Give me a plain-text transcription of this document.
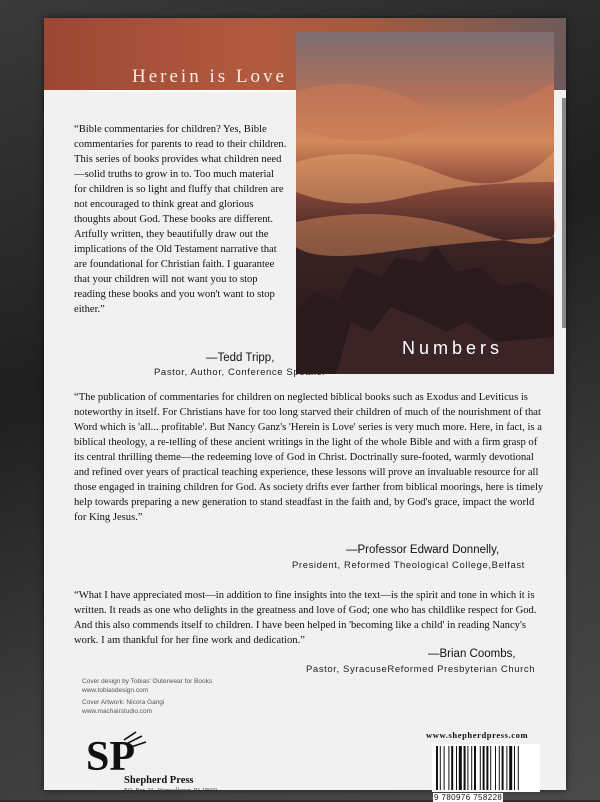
Herein is Love
Numbers
“Bible commentaries for children? Yes, Bible commentaries for parents to read to their children. This series of books provides what children need—solid truths to grow in to. Too much material for children is so light and fluffy that children are not encouraged to think great and glorious thoughts about God. These books are different. Artfully written, they beautifully draw out the implications of the Old Testament narrative that are foundational for Christian faith. I guarantee that your children will not want you to stop reading these books and you won't want to stop either.”
—Tedd Tripp,
Pastor, Author, Conference Speaker
“The publication of commentaries for children on neglected biblical books such as Exodus and Leviticus is noteworthy in itself. For Christians have for too long starved their children of much of the nourishment of that Word which is 'all... profitable'. But Nancy Ganz's 'Herein is Love' series is very much more. Here, in fact, is a biblical theology, a re-telling of these ancient writings in the light of the whole Bible and with a firm grasp of its central thrilling theme—the redeeming love of God in Christ. Doctrinally sure-footed, warmly devotional and refined over years of practical teaching experience, these lessons will prove an invaluable resource for all those engaged in training children for God. As society drifts ever farther from biblical moorings, here is timely help towards preparing a new generation to stand steadfast in the faith and, by God's grace, impact the world for King Jesus.”
—Professor Edward Donnelly,
President, Reformed Theological College,Belfast
“What I have appreciated most—in addition to fine insights into the text—is the spirit and tone in which it is written. It reads as one who delights in the greatness and love of God; one who has childlike respect for God. And this also commends itself to children. I have been helped in 'becoming like a child' in reading Nancy's work. I am thankful for her fine work and dedication.”
—Brian Coombs,
Pastor, SyracuseReformed Presbyterian Church
Cover design by Tobias' Outerwear for Books
www.tobiasdesign.com
Cover Artwork: Nicora Gangi
www.machairstudio.com
SP
Shepherd Press
P.O. Box 24 · Wapwallopen, PA 18660
www.shepherdpress.com
9 780976 758228
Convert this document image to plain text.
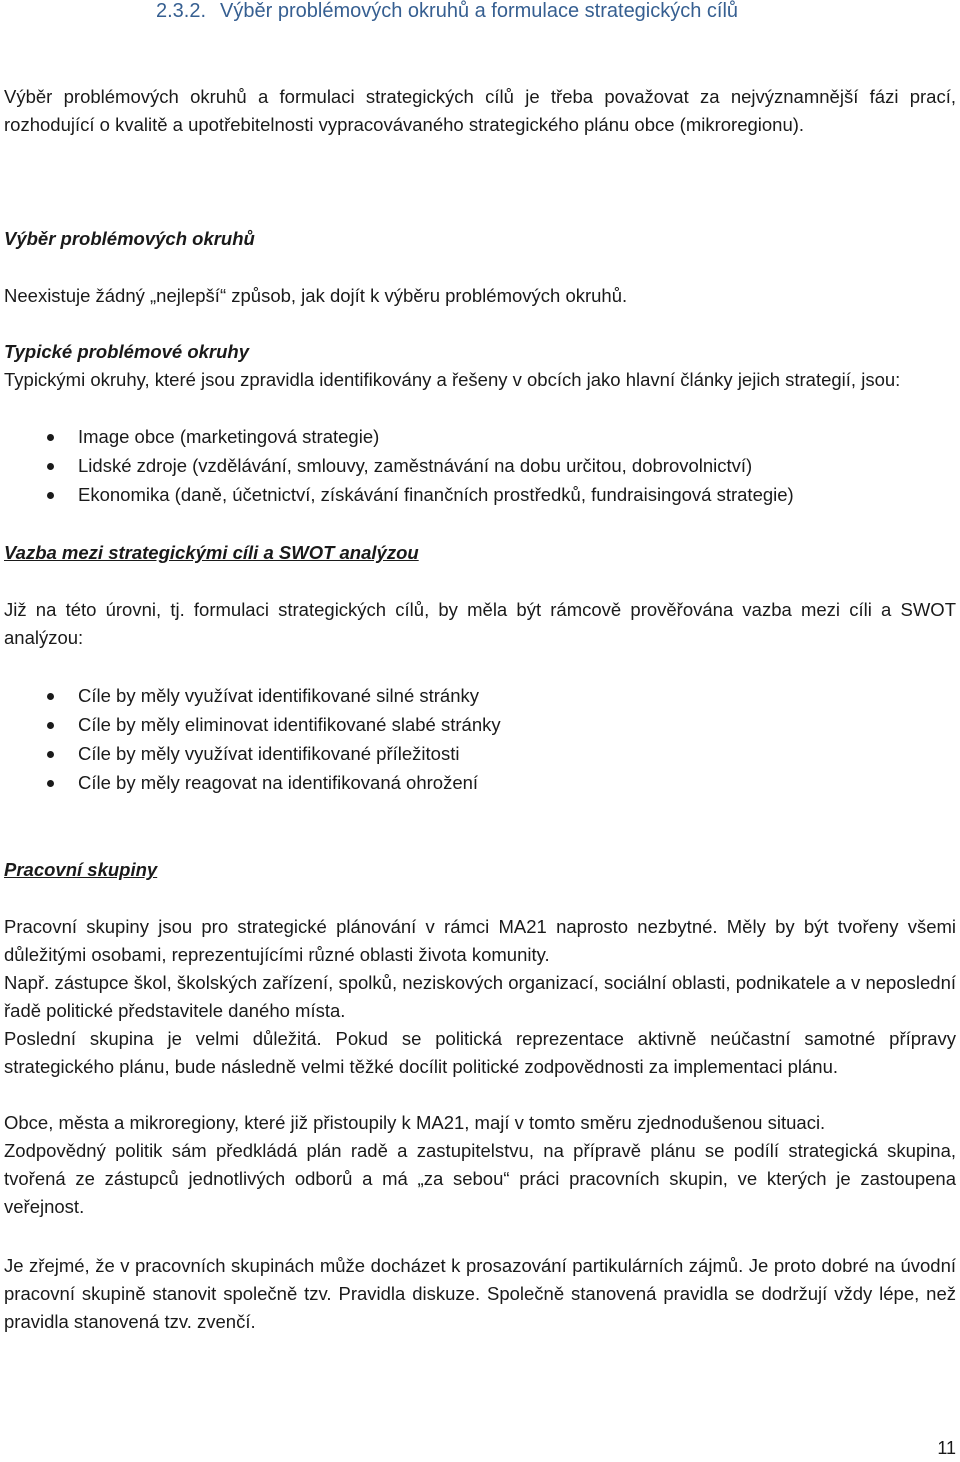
2.3.2. Výběr problémových okruhů a formulace strategických cílů
Výběr problémových okruhů a formulaci strategických cílů je třeba považovat za nejvýznamnější fázi prací, rozhodující o kvalitě a upotřebitelnosti vypracovávaného strategického plánu obce (mikroregionu).
Výběr problémových okruhů
Neexistuje žádný „nejlepší“ způsob, jak dojít k výběru problémových okruhů.
Typické problémové okruhy
Typickými okruhy, které jsou zpravidla identifikovány a řešeny v obcích jako hlavní články jejich strategií, jsou:
Image obce (marketingová strategie)
Lidské zdroje (vzdělávání, smlouvy, zaměstnávání na dobu určitou, dobrovolnictví)
Ekonomika (daně, účetnictví, získávání finančních prostředků, fundraisingová strategie)
Vazba mezi strategickými cíli a SWOT analýzou
Již na této úrovni, tj. formulaci strategických cílů, by měla být rámcově prověřována vazba mezi cíli a SWOT analýzou:
Cíle by měly využívat identifikované silné stránky
Cíle by měly eliminovat identifikované slabé stránky
Cíle by měly využívat identifikované příležitosti
Cíle by měly reagovat na identifikovaná ohrožení
Pracovní skupiny
Pracovní skupiny jsou pro strategické plánování v rámci MA21 naprosto nezbytné. Měly by být tvořeny všemi důležitými osobami, reprezentujícími různé oblasti života komunity.
Např. zástupce škol, školských zařízení, spolků, neziskových organizací, sociální oblasti, podnikatele a v neposlední řadě politické představitele daného místa.
Poslední skupina je velmi důležitá. Pokud se politická reprezentace aktivně neúčastní samotné přípravy strategického plánu, bude následně velmi těžké docílit politické zodpovědnosti za implementaci plánu.
Obce, města a mikroregiony, které již přistoupily k MA21, mají v tomto směru zjednodušenou situaci.
Zodpovědný politik sám předkládá plán radě a zastupitelstvu, na přípravě plánu se podílí strategická skupina, tvořená ze zástupců jednotlivých odborů a má „za sebou“ práci pracovních skupin, ve kterých je zastoupena veřejnost.
Je zřejmé, že v pracovních skupinách může docházet k prosazování partikulárních zájmů. Je proto dobré na úvodní pracovní skupině stanovit společně tzv. Pravidla diskuze. Společně stanovená pravidla se dodržují vždy lépe, než pravidla stanovená tzv. zvenčí.
11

▶ _SET EXERCISE_: From the entries above, extract every line where the word "document" appears.

▶ _SOLVED EXERCISE_:
Give me a plain-text transcription of this document.
Convert this document image to plain text.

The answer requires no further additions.